TASK INSTRUCTIONS: Scan the data below and pick out the lines containing the word "with".

RECORDED DATA:
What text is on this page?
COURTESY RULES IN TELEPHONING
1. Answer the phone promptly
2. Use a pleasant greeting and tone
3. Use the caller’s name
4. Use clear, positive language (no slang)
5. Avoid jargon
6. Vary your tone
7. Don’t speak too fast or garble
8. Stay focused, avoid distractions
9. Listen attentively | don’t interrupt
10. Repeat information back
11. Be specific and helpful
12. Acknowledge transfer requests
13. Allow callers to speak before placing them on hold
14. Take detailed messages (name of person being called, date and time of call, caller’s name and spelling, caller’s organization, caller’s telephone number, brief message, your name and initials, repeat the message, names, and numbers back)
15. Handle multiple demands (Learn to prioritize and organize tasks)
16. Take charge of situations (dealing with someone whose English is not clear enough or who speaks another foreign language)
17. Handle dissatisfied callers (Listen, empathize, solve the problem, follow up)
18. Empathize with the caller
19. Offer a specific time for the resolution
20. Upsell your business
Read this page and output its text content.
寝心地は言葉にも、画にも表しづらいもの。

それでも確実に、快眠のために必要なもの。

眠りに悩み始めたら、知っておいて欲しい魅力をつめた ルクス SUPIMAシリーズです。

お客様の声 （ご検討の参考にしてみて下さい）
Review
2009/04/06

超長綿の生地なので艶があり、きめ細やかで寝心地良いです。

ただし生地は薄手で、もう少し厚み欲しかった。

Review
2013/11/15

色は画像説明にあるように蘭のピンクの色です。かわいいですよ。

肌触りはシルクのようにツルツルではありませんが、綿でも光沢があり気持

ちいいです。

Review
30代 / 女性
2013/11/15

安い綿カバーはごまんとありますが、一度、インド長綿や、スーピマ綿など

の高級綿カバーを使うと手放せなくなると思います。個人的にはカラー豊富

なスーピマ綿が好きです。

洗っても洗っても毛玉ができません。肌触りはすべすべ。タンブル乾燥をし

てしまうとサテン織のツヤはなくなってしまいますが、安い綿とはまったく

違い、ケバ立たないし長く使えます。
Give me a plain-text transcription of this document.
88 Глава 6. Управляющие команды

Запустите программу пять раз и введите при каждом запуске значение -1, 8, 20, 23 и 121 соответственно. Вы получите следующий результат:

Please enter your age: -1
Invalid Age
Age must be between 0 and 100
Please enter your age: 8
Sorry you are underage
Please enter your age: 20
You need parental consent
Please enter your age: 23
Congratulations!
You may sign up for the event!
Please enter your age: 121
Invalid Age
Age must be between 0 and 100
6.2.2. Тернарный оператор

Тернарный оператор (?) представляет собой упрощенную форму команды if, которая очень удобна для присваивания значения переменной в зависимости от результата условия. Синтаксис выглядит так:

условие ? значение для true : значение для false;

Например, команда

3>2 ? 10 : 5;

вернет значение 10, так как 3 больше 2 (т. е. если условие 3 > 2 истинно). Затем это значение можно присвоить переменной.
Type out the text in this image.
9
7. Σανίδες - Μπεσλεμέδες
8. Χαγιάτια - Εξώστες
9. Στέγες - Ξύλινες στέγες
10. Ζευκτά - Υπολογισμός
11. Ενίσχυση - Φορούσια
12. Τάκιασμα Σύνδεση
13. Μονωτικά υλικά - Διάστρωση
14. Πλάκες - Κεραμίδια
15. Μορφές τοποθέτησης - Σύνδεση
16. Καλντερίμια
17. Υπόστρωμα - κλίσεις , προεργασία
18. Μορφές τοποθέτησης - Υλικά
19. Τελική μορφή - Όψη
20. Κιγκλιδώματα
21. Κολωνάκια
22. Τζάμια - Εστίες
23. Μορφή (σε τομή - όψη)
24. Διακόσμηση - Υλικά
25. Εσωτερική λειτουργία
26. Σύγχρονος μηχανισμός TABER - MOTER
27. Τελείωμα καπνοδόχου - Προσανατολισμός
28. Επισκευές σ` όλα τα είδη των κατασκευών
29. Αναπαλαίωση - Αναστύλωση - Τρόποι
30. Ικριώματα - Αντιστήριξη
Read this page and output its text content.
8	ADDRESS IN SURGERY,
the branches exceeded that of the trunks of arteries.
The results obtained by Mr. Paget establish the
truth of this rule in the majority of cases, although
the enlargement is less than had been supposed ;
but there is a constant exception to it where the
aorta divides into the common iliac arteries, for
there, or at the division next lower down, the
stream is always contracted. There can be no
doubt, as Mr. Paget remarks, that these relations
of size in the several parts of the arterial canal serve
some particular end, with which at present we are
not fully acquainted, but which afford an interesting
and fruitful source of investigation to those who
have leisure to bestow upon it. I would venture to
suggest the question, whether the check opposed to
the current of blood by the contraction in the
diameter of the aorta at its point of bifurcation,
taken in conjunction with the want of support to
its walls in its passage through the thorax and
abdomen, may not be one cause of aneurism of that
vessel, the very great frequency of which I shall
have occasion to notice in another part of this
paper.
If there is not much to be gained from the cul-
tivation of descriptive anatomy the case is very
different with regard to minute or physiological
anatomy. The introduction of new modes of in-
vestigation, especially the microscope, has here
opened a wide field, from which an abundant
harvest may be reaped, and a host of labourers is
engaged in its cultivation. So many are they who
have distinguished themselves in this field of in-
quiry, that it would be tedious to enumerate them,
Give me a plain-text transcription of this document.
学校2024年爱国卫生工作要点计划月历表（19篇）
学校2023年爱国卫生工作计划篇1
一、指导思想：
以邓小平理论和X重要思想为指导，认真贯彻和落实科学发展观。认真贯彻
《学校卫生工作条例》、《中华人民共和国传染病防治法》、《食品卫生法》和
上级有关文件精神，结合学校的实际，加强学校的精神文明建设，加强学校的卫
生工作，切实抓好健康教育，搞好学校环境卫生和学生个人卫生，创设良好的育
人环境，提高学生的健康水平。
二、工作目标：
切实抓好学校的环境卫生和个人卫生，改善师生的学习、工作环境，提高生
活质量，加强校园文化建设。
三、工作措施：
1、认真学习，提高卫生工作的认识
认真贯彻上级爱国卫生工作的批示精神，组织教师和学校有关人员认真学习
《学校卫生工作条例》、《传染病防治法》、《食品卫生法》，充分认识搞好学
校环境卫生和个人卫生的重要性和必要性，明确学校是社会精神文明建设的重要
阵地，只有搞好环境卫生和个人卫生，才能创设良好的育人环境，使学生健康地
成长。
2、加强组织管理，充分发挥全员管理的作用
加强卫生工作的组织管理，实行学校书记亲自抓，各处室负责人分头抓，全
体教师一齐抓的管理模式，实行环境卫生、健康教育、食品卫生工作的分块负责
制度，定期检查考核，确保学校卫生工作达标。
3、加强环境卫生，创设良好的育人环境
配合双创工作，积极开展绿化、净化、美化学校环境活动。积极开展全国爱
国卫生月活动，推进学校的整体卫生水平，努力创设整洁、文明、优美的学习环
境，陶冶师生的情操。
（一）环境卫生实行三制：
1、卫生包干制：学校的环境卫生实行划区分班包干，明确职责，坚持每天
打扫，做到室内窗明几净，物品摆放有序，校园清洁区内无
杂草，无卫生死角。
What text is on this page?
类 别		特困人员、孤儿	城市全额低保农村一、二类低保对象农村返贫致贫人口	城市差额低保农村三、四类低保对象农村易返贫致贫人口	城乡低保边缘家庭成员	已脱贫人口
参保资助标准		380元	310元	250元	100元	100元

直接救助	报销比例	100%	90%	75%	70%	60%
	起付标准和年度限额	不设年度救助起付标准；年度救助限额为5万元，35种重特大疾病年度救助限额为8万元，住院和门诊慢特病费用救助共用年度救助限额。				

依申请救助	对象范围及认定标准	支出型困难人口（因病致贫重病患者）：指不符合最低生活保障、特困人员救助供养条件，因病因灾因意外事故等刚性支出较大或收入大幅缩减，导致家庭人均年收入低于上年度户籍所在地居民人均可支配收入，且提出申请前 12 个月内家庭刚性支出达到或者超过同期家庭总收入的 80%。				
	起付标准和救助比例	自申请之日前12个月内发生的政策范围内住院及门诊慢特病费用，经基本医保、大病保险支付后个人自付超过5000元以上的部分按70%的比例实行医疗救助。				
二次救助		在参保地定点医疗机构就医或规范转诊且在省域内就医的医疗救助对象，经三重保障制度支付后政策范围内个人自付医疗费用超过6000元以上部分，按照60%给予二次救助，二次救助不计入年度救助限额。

SOLVED EXERCISE:
16. Take charge of situations (dealing with someone whose English is not clear enough or who speaks another foreign language)
18. Empathize with the caller
some particular end, with which at present we are
taken in conjunction with the want of support to
different with regard to minute or physiological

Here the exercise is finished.